Extract each line of the data below exactly as written.

(Given entries)
···

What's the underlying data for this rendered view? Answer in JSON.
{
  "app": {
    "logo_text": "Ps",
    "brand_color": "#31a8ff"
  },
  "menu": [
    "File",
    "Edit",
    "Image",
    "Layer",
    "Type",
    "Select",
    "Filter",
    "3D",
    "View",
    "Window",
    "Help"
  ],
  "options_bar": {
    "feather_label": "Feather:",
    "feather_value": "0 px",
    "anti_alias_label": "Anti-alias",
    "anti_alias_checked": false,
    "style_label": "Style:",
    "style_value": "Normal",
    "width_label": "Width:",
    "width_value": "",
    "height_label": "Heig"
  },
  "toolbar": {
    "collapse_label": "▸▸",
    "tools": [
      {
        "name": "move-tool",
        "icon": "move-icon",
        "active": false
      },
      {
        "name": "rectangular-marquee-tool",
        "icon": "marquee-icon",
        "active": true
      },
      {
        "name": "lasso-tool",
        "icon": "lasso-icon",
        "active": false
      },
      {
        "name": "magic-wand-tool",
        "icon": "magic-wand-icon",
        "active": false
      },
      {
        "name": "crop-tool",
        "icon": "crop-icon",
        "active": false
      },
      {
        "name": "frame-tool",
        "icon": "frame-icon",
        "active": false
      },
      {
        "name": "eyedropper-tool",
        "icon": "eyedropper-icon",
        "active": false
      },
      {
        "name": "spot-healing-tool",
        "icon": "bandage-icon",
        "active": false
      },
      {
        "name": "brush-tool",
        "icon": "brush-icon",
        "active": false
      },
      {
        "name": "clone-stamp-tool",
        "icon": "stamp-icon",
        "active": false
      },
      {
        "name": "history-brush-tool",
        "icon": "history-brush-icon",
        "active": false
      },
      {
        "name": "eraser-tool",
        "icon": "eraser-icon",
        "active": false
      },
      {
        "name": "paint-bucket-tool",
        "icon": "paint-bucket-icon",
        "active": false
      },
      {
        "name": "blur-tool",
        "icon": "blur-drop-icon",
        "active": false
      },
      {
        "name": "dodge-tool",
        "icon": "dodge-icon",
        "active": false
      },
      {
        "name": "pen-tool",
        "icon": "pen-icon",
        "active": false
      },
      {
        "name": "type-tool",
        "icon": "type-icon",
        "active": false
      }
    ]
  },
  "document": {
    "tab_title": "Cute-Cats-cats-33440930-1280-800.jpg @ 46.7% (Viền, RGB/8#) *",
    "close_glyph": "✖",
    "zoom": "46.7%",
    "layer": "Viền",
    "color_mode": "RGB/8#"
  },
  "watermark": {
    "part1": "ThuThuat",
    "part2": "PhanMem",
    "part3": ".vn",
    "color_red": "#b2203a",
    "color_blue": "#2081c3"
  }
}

···

(Reply to the task)
What's the underlying data for this rendered view? Answer in JSON.
{
  "app": {
    "logo_text": "Ps",
    "brand_color": "#31a8ff"
  },
  "menu": [
    "File",
    "Edit",
    "Image",
    "Layer",
    "Type",
    "Select",
    "Filter",
    "3D",
    "View",
    "Window",
    "Help"
  ],
  "options_bar": {
    "feather_label": "Feather:",
    "feather_value": "0 px",
    "anti_alias_label": "Anti-alias",
    "anti_alias_checked": false,
    "style_label": "Style:",
    "style_value": "Normal",
    "width_label": "Width:",
    "width_value": "",
    "height_label": "Heig"
  },
  "toolbar": {
    "collapse_label": "▸▸",
    "tools": [
      {
        "name": "move-tool",
        "icon": "move-icon",
        "active": false
      },
      {
        "name": "rectangular-marquee-tool",
        "icon": "marquee-icon",
        "active": true
      },
      {
        "name": "lasso-tool",
        "icon": "lasso-icon",
        "active": false
      },
      {
        "name": "magic-wand-tool",
        "icon": "magic-wand-icon",
        "active": false
      },
      {
        "name": "crop-tool",
        "icon": "crop-icon",
        "active": false
      },
      {
        "name": "frame-tool",
        "icon": "frame-icon",
        "active": false
      },
      {
        "name": "eyedropper-tool",
        "icon": "eyedropper-icon",
        "active": false
      },
      {
        "name": "spot-healing-tool",
        "icon": "bandage-icon",
        "active": false
      },
      {
        "name": "brush-tool",
        "icon": "brush-icon",
        "active": false
      },
      {
        "name": "clone-stamp-tool",
        "icon": "stamp-icon",
        "active": false
      },
      {
        "name": "history-brush-tool",
        "icon": "history-brush-icon",
        "active": false
      },
      {
        "name": "eraser-tool",
        "icon": "eraser-icon",
        "active": false
      },
      {
        "name": "paint-bucket-tool",
        "icon": "paint-bucket-icon",
        "active": false
      },
      {
        "name": "blur-tool",
        "icon": "blur-drop-icon",
        "active": false
      },
      {
        "name": "dodge-tool",
        "icon": "dodge-icon",
        "active": false
      },
      {
        "name": "pen-tool",
        "icon": "pen-icon",
        "active": false
      },
      {
        "name": "type-tool",
        "icon": "type-icon",
        "active": false
      }
    ]
  },
  "document": {
    "tab_title": "Cute-Cats-cats-33440930-1280-800.jpg @ 46.7% (Viền, RGB/8#) *",
    "close_glyph": "✖",
    "zoom": "46.7%",
    "layer": "Viền",
    "color_mode": "RGB/8#"
  },
  "watermark": {
    "part1": "ThuThuat",
    "part2": "PhanMem",
    "part3": ".vn",
    "color_red": "#b2203a",
    "color_blue": "#2081c3"
  }
}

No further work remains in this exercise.